======== EXERCISE MATERIAL

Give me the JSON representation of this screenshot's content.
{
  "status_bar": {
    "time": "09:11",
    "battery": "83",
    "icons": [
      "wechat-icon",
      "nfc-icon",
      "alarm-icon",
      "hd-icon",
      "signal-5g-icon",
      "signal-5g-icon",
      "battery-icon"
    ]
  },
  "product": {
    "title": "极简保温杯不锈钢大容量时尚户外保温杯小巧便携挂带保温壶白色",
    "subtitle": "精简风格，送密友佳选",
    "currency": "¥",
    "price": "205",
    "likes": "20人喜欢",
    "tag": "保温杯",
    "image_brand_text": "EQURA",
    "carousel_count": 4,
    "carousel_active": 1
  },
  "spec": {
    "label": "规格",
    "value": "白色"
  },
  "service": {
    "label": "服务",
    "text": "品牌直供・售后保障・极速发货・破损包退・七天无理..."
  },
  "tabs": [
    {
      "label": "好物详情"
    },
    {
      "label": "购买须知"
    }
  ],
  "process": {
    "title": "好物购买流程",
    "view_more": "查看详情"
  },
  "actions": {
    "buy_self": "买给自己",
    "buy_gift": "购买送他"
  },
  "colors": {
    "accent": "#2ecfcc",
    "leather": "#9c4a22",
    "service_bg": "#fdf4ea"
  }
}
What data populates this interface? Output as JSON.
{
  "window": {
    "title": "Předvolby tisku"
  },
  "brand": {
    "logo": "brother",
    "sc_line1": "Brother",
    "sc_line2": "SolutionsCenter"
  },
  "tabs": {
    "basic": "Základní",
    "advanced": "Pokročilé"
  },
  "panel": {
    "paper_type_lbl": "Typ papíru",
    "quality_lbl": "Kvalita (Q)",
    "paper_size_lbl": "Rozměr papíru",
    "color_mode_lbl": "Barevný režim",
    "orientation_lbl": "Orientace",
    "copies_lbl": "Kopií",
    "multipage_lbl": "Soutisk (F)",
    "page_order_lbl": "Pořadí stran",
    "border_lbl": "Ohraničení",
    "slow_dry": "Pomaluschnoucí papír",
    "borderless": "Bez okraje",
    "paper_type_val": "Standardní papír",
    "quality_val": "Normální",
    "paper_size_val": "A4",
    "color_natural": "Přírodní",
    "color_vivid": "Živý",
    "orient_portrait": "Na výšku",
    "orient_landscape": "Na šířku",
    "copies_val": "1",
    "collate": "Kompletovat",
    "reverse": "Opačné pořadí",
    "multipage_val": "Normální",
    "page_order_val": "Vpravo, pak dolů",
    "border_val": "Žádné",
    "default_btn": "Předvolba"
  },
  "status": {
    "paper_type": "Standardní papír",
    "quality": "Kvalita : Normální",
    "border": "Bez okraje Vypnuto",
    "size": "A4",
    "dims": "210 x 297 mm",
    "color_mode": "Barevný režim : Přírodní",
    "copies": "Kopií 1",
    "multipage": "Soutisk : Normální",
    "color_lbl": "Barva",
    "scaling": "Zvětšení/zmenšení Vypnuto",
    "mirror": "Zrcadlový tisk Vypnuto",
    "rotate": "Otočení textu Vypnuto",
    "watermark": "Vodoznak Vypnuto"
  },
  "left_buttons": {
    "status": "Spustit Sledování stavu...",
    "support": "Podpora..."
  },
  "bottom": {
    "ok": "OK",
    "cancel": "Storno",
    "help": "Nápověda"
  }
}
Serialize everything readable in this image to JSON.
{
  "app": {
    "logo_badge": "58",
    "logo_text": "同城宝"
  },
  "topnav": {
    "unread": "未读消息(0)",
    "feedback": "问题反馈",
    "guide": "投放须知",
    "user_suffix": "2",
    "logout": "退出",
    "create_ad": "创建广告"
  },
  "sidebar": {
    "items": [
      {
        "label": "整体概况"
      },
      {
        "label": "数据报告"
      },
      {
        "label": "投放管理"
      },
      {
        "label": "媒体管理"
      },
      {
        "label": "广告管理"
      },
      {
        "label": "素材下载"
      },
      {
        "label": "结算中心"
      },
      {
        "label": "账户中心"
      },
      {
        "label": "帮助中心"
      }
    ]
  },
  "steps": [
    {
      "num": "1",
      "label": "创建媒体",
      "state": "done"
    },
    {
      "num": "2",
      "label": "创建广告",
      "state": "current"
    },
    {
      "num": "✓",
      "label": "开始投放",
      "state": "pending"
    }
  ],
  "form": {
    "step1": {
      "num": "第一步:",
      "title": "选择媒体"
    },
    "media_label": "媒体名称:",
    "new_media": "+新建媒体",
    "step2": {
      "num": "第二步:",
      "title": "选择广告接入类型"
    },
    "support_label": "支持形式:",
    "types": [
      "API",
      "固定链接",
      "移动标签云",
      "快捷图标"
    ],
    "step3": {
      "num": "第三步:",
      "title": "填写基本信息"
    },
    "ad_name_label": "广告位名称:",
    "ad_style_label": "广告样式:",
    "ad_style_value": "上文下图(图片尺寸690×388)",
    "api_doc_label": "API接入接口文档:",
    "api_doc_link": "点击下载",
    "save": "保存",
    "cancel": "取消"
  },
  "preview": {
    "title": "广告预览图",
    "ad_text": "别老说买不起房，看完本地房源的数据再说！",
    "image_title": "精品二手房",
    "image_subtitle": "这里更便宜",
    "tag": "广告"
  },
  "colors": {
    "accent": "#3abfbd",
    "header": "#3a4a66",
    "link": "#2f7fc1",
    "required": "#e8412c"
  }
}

================

PROBLEM TO WORK ON :: Gather each line from the entries above that includes the word "this".

EXERCISE RESPONSE ::
Give me the JSON representation of this screenshot's content.
What data populates this interface? Output as JSON.
Serialize everything readable in this image to JSON.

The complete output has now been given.